Exercise brief
Determine how many lines in these records hold "Healthcare". Only the number is wanted.

Lines of data
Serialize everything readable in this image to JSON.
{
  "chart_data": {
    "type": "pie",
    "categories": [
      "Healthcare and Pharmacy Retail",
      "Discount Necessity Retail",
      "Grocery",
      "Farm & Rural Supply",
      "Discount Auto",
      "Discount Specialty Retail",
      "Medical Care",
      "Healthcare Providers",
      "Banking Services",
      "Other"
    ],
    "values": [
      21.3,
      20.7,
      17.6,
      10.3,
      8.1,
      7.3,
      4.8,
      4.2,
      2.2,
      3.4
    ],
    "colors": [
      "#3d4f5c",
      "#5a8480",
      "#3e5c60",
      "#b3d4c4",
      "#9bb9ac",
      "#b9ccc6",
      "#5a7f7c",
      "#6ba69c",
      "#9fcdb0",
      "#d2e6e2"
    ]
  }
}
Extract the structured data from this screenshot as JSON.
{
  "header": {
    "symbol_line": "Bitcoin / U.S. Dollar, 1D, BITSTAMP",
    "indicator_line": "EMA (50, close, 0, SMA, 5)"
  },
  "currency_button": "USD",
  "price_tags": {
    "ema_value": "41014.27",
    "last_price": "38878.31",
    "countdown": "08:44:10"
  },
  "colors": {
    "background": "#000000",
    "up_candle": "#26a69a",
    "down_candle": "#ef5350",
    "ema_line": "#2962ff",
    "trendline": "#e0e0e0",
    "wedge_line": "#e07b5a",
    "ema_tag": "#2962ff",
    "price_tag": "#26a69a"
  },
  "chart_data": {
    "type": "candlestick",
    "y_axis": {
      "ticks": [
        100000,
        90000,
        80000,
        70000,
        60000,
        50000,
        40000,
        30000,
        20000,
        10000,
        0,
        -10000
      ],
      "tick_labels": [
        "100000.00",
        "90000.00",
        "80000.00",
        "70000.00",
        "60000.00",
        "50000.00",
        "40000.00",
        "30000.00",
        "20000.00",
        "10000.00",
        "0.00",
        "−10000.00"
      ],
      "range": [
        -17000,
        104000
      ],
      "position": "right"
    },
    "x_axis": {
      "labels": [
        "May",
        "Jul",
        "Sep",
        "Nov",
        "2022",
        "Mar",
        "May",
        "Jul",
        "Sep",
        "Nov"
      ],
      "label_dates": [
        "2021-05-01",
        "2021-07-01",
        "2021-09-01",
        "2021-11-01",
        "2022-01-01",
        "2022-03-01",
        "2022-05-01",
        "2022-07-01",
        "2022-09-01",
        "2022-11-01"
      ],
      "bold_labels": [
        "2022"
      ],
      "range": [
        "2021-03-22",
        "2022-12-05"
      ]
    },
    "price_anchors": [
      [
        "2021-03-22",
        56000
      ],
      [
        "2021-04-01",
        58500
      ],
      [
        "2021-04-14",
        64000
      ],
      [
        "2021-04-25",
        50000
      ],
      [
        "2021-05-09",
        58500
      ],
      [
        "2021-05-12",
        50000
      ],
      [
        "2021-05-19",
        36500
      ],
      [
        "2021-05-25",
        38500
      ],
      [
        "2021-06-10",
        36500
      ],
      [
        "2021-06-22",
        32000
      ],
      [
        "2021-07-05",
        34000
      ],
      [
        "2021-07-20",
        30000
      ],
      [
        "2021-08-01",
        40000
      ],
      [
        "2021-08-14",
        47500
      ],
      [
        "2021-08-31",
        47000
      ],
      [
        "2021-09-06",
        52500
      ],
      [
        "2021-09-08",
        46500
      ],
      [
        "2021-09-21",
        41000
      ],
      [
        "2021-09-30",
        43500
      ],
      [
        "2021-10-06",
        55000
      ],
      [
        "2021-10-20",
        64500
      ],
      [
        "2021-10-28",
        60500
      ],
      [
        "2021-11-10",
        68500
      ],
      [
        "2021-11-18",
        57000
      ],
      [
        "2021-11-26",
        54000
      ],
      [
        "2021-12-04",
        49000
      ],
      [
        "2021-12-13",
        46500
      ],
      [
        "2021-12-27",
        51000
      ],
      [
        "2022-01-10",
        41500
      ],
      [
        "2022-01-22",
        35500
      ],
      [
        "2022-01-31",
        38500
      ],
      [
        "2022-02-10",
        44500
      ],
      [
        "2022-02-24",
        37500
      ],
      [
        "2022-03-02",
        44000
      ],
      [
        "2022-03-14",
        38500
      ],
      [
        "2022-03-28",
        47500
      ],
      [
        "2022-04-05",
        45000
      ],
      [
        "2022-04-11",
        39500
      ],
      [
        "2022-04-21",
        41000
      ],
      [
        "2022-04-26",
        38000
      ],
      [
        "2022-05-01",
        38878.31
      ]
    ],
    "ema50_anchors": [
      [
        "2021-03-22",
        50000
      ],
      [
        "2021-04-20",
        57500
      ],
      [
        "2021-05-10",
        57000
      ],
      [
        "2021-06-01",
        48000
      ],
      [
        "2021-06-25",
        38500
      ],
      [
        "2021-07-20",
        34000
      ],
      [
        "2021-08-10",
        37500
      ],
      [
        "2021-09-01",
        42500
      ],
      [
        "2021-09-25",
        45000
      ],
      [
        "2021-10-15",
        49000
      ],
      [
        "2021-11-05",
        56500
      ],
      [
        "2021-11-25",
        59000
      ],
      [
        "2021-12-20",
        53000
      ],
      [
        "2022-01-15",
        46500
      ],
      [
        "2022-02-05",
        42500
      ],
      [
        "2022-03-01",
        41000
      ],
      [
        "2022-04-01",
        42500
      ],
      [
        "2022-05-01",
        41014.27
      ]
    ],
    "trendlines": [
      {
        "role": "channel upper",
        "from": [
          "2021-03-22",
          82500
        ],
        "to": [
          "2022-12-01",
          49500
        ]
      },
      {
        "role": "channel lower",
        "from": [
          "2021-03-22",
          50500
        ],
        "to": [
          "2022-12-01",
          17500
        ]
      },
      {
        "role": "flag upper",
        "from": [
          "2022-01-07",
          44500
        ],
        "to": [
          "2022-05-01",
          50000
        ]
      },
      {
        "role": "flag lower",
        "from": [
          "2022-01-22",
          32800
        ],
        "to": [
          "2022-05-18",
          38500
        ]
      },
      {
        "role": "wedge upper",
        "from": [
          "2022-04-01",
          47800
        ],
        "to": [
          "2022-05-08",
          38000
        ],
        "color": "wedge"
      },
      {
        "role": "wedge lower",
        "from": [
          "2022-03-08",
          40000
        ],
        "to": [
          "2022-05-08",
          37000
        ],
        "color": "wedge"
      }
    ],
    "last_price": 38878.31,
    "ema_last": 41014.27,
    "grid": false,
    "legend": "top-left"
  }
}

Final answer
2